## Given exercise
Quote all entries in full, exactly.

+++

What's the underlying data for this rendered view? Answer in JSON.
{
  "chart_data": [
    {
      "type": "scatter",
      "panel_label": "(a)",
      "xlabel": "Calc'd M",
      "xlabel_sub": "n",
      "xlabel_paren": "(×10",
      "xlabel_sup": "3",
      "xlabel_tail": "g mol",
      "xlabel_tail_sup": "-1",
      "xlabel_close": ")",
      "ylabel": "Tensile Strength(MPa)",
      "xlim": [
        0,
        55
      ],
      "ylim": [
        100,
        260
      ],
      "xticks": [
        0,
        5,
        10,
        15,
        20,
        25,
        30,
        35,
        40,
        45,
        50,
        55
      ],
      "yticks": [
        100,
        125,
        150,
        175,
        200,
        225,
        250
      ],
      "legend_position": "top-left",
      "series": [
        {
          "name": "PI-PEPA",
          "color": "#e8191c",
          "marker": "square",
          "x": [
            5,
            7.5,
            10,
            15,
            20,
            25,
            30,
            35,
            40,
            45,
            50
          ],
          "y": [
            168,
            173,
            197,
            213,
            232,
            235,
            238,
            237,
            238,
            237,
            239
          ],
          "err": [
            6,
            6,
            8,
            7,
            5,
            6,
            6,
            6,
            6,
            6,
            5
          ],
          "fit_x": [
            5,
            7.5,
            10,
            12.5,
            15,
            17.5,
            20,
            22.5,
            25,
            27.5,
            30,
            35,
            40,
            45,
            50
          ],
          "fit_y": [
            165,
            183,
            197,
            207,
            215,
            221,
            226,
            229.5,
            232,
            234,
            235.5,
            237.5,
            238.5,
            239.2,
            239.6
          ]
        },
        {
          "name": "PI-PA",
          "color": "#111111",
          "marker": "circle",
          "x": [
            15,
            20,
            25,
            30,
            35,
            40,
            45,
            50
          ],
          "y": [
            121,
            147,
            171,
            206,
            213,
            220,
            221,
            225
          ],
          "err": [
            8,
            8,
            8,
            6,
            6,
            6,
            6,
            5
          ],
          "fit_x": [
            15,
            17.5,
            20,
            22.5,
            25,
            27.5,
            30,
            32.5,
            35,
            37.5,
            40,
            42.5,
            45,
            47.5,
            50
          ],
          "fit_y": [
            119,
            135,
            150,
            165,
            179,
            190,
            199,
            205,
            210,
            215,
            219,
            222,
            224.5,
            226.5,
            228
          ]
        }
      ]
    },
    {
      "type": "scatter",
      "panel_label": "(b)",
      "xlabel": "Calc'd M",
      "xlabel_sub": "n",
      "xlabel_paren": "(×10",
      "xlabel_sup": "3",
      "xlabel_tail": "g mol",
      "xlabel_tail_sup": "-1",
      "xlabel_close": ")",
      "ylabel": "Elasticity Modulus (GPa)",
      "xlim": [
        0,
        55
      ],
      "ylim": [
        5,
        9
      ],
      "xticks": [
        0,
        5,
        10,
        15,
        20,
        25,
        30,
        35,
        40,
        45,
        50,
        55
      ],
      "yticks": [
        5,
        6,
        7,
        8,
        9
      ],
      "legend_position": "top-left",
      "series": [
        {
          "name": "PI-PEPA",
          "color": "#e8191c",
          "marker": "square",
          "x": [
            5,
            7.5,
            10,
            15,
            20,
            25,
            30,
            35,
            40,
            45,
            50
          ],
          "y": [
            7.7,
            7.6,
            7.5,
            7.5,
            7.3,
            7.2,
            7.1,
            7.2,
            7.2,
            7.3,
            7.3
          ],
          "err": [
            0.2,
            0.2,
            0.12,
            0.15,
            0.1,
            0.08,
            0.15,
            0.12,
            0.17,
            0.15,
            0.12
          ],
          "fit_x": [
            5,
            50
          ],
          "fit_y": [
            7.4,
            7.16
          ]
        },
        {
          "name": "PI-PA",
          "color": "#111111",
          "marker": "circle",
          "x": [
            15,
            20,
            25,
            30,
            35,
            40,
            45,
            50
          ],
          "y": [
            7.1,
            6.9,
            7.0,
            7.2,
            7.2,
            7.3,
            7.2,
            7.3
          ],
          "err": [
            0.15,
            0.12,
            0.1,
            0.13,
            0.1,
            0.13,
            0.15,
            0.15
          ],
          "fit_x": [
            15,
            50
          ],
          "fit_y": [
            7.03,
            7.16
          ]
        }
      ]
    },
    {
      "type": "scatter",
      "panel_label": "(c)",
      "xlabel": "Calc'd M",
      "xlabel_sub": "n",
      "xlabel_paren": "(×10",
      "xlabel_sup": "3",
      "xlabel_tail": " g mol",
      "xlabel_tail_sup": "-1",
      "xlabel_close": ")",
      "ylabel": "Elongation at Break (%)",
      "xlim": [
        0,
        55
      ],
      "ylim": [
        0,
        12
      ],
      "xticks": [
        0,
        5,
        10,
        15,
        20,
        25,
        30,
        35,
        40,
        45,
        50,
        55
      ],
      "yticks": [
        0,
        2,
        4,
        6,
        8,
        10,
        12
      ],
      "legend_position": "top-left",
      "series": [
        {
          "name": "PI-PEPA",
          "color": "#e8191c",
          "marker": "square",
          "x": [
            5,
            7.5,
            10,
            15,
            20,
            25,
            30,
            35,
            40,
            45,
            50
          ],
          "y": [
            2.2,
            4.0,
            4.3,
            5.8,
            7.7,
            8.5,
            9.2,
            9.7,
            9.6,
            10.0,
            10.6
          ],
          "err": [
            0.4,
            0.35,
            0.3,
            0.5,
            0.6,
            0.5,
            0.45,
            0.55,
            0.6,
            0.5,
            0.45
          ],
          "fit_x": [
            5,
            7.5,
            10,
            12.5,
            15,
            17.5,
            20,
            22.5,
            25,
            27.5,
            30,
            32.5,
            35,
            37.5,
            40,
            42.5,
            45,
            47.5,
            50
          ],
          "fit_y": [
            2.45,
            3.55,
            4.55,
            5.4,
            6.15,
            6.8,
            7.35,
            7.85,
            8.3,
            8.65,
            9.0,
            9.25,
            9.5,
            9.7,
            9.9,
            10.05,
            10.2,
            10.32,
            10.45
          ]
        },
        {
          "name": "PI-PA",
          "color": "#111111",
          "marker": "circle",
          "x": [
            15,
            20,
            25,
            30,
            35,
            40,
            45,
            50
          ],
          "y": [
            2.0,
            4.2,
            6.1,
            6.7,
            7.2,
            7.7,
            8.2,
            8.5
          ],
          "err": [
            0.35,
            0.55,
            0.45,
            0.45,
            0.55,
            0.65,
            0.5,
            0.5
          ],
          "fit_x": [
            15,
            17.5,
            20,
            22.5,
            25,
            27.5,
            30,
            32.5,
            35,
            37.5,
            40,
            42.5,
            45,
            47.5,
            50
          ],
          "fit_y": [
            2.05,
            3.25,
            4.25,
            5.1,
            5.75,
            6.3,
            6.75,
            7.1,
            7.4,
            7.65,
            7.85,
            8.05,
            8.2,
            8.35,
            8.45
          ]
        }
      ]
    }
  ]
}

+++

## Exercise result
What's the underlying data for this rendered view? Answer in JSON.
{
  "chart_data": [
    {
      "type": "scatter",
      "panel_label": "(a)",
      "xlabel": "Calc'd M",
      "xlabel_sub": "n",
      "xlabel_paren": "(×10",
      "xlabel_sup": "3",
      "xlabel_tail": "g mol",
      "xlabel_tail_sup": "-1",
      "xlabel_close": ")",
      "ylabel": "Tensile Strength(MPa)",
      "xlim": [
        0,
        55
      ],
      "ylim": [
        100,
        260
      ],
      "xticks": [
        0,
        5,
        10,
        15,
        20,
        25,
        30,
        35,
        40,
        45,
        50,
        55
      ],
      "yticks": [
        100,
        125,
        150,
        175,
        200,
        225,
        250
      ],
      "legend_position": "top-left",
      "series": [
        {
          "name": "PI-PEPA",
          "color": "#e8191c",
          "marker": "square",
          "x": [
            5,
            7.5,
            10,
            15,
            20,
            25,
            30,
            35,
            40,
            45,
            50
          ],
          "y": [
            168,
            173,
            197,
            213,
            232,
            235,
            238,
            237,
            238,
            237,
            239
          ],
          "err": [
            6,
            6,
            8,
            7,
            5,
            6,
            6,
            6,
            6,
            6,
            5
          ],
          "fit_x": [
            5,
            7.5,
            10,
            12.5,
            15,
            17.5,
            20,
            22.5,
            25,
            27.5,
            30,
            35,
            40,
            45,
            50
          ],
          "fit_y": [
            165,
            183,
            197,
            207,
            215,
            221,
            226,
            229.5,
            232,
            234,
            235.5,
            237.5,
            238.5,
            239.2,
            239.6
          ]
        },
        {
          "name": "PI-PA",
          "color": "#111111",
          "marker": "circle",
          "x": [
            15,
            20,
            25,
            30,
            35,
            40,
            45,
            50
          ],
          "y": [
            121,
            147,
            171,
            206,
            213,
            220,
            221,
            225
          ],
          "err": [
            8,
            8,
            8,
            6,
            6,
            6,
            6,
            5
          ],
          "fit_x": [
            15,
            17.5,
            20,
            22.5,
            25,
            27.5,
            30,
            32.5,
            35,
            37.5,
            40,
            42.5,
            45,
            47.5,
            50
          ],
          "fit_y": [
            119,
            135,
            150,
            165,
            179,
            190,
            199,
            205,
            210,
            215,
            219,
            222,
            224.5,
            226.5,
            228
          ]
        }
      ]
    },
    {
      "type": "scatter",
      "panel_label": "(b)",
      "xlabel": "Calc'd M",
      "xlabel_sub": "n",
      "xlabel_paren": "(×10",
      "xlabel_sup": "3",
      "xlabel_tail": "g mol",
      "xlabel_tail_sup": "-1",
      "xlabel_close": ")",
      "ylabel": "Elasticity Modulus (GPa)",
      "xlim": [
        0,
        55
      ],
      "ylim": [
        5,
        9
      ],
      "xticks": [
        0,
        5,
        10,
        15,
        20,
        25,
        30,
        35,
        40,
        45,
        50,
        55
      ],
      "yticks": [
        5,
        6,
        7,
        8,
        9
      ],
      "legend_position": "top-left",
      "series": [
        {
          "name": "PI-PEPA",
          "color": "#e8191c",
          "marker": "square",
          "x": [
            5,
            7.5,
            10,
            15,
            20,
            25,
            30,
            35,
            40,
            45,
            50
          ],
          "y": [
            7.7,
            7.6,
            7.5,
            7.5,
            7.3,
            7.2,
            7.1,
            7.2,
            7.2,
            7.3,
            7.3
          ],
          "err": [
            0.2,
            0.2,
            0.12,
            0.15,
            0.1,
            0.08,
            0.15,
            0.12,
            0.17,
            0.15,
            0.12
          ],
          "fit_x": [
            5,
            50
          ],
          "fit_y": [
            7.4,
            7.16
          ]
        },
        {
          "name": "PI-PA",
          "color": "#111111",
          "marker": "circle",
          "x": [
            15,
            20,
            25,
            30,
            35,
            40,
            45,
            50
          ],
          "y": [
            7.1,
            6.9,
            7.0,
            7.2,
            7.2,
            7.3,
            7.2,
            7.3
          ],
          "err": [
            0.15,
            0.12,
            0.1,
            0.13,
            0.1,
            0.13,
            0.15,
            0.15
          ],
          "fit_x": [
            15,
            50
          ],
          "fit_y": [
            7.03,
            7.16
          ]
        }
      ]
    },
    {
      "type": "scatter",
      "panel_label": "(c)",
      "xlabel": "Calc'd M",
      "xlabel_sub": "n",
      "xlabel_paren": "(×10",
      "xlabel_sup": "3",
      "xlabel_tail": " g mol",
      "xlabel_tail_sup": "-1",
      "xlabel_close": ")",
      "ylabel": "Elongation at Break (%)",
      "xlim": [
        0,
        55
      ],
      "ylim": [
        0,
        12
      ],
      "xticks": [
        0,
        5,
        10,
        15,
        20,
        25,
        30,
        35,
        40,
        45,
        50,
        55
      ],
      "yticks": [
        0,
        2,
        4,
        6,
        8,
        10,
        12
      ],
      "legend_position": "top-left",
      "series": [
        {
          "name": "PI-PEPA",
          "color": "#e8191c",
          "marker": "square",
          "x": [
            5,
            7.5,
            10,
            15,
            20,
            25,
            30,
            35,
            40,
            45,
            50
          ],
          "y": [
            2.2,
            4.0,
            4.3,
            5.8,
            7.7,
            8.5,
            9.2,
            9.7,
            9.6,
            10.0,
            10.6
          ],
          "err": [
            0.4,
            0.35,
            0.3,
            0.5,
            0.6,
            0.5,
            0.45,
            0.55,
            0.6,
            0.5,
            0.45
          ],
          "fit_x": [
            5,
            7.5,
            10,
            12.5,
            15,
            17.5,
            20,
            22.5,
            25,
            27.5,
            30,
            32.5,
            35,
            37.5,
            40,
            42.5,
            45,
            47.5,
            50
          ],
          "fit_y": [
            2.45,
            3.55,
            4.55,
            5.4,
            6.15,
            6.8,
            7.35,
            7.85,
            8.3,
            8.65,
            9.0,
            9.25,
            9.5,
            9.7,
            9.9,
            10.05,
            10.2,
            10.32,
            10.45
          ]
        },
        {
          "name": "PI-PA",
          "color": "#111111",
          "marker": "circle",
          "x": [
            15,
            20,
            25,
            30,
            35,
            40,
            45,
            50
          ],
          "y": [
            2.0,
            4.2,
            6.1,
            6.7,
            7.2,
            7.7,
            8.2,
            8.5
          ],
          "err": [
            0.35,
            0.55,
            0.45,
            0.45,
            0.55,
            0.65,
            0.5,
            0.5
          ],
          "fit_x": [
            15,
            17.5,
            20,
            22.5,
            25,
            27.5,
            30,
            32.5,
            35,
            37.5,
            40,
            42.5,
            45,
            47.5,
            50
          ],
          "fit_y": [
            2.05,
            3.25,
            4.25,
            5.1,
            5.75,
            6.3,
            6.75,
            7.1,
            7.4,
            7.65,
            7.85,
            8.05,
            8.2,
            8.35,
            8.45
          ]
        }
      ]
    }
  ]
}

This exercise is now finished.